§ Instructions to follow: Leave the pictures out and transcribe every record exactly.

━━━━━━━━━━━━━━━━

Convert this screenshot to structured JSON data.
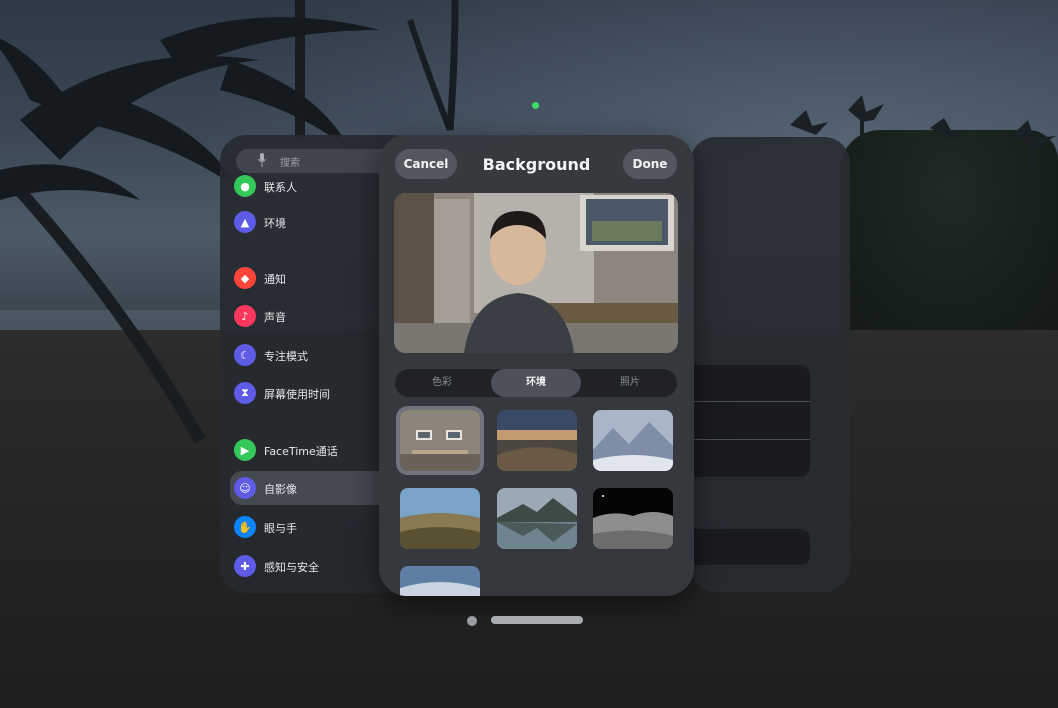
{
  "colors": {
    "accent_green": "#3ddc68",
    "panel_bg": "#36393e",
    "button_bg": "#565a60"
  },
  "background_panel": {
    "title": "Background",
    "cancel_label": "Cancel",
    "done_label": "Done",
    "segments": [
      {
        "label": "色彩",
        "selected": false
      },
      {
        "label": "环境",
        "selected": true
      },
      {
        "label": "照片",
        "selected": false
      }
    ],
    "environments": [
      {
        "icon": "gallery-room-thumb",
        "selected": true
      },
      {
        "icon": "sunset-clouds-thumb",
        "selected": false
      },
      {
        "icon": "snow-mountain-thumb",
        "selected": false
      },
      {
        "icon": "meadow-thumb",
        "selected": false
      },
      {
        "icon": "lake-mountain-thumb",
        "selected": false
      },
      {
        "icon": "moon-surface-thumb",
        "selected": false
      },
      {
        "icon": "sky-clouds-thumb",
        "selected": false
      }
    ]
  },
  "settings_sidebar": {
    "search_placeholder": "搜索",
    "items": [
      {
        "label": "联系人",
        "icon": "contacts-icon",
        "color": "#34c759"
      },
      {
        "label": "环境",
        "icon": "environment-icon",
        "color": "#5e5ce6"
      },
      {
        "label": "通知",
        "icon": "notifications-icon",
        "color": "#ff453a"
      },
      {
        "label": "声音",
        "icon": "sound-icon",
        "color": "#ff375f"
      },
      {
        "label": "专注模式",
        "icon": "focus-moon-icon",
        "color": "#5e5ce6"
      },
      {
        "label": "屏幕使用时间",
        "icon": "hourglass-icon",
        "color": "#5e5ce6"
      },
      {
        "label": "FaceTime通话",
        "icon": "facetime-icon",
        "color": "#34c759"
      },
      {
        "label": "自影像",
        "icon": "persona-icon",
        "color": "#5e5ce6",
        "selected": true
      },
      {
        "label": "眼与手",
        "icon": "hand-icon",
        "color": "#0a84ff"
      },
      {
        "label": "感知与安全",
        "icon": "safety-icon",
        "color": "#5e5ce6"
      }
    ]
  }
}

━━━━━━━━━━━━━━━━

§ Correct response:
Convert this screenshot to structured JSON data.
{
  "colors": {
    "accent_green": "#3ddc68",
    "panel_bg": "#36393e",
    "button_bg": "#565a60"
  },
  "background_panel": {
    "title": "Background",
    "cancel_label": "Cancel",
    "done_label": "Done",
    "segments": [
      {
        "label": "色彩",
        "selected": false
      },
      {
        "label": "环境",
        "selected": true
      },
      {
        "label": "照片",
        "selected": false
      }
    ],
    "environments": [
      {
        "icon": "gallery-room-thumb",
        "selected": true
      },
      {
        "icon": "sunset-clouds-thumb",
        "selected": false
      },
      {
        "icon": "snow-mountain-thumb",
        "selected": false
      },
      {
        "icon": "meadow-thumb",
        "selected": false
      },
      {
        "icon": "lake-mountain-thumb",
        "selected": false
      },
      {
        "icon": "moon-surface-thumb",
        "selected": false
      },
      {
        "icon": "sky-clouds-thumb",
        "selected": false
      }
    ]
  },
  "settings_sidebar": {
    "search_placeholder": "搜索",
    "items": [
      {
        "label": "联系人",
        "icon": "contacts-icon",
        "color": "#34c759"
      },
      {
        "label": "环境",
        "icon": "environment-icon",
        "color": "#5e5ce6"
      },
      {
        "label": "通知",
        "icon": "notifications-icon",
        "color": "#ff453a"
      },
      {
        "label": "声音",
        "icon": "sound-icon",
        "color": "#ff375f"
      },
      {
        "label": "专注模式",
        "icon": "focus-moon-icon",
        "color": "#5e5ce6"
      },
      {
        "label": "屏幕使用时间",
        "icon": "hourglass-icon",
        "color": "#5e5ce6"
      },
      {
        "label": "FaceTime通话",
        "icon": "facetime-icon",
        "color": "#34c759"
      },
      {
        "label": "自影像",
        "icon": "persona-icon",
        "color": "#5e5ce6",
        "selected": true
      },
      {
        "label": "眼与手",
        "icon": "hand-icon",
        "color": "#0a84ff"
      },
      {
        "label": "感知与安全",
        "icon": "safety-icon",
        "color": "#5e5ce6"
      }
    ]
  }
}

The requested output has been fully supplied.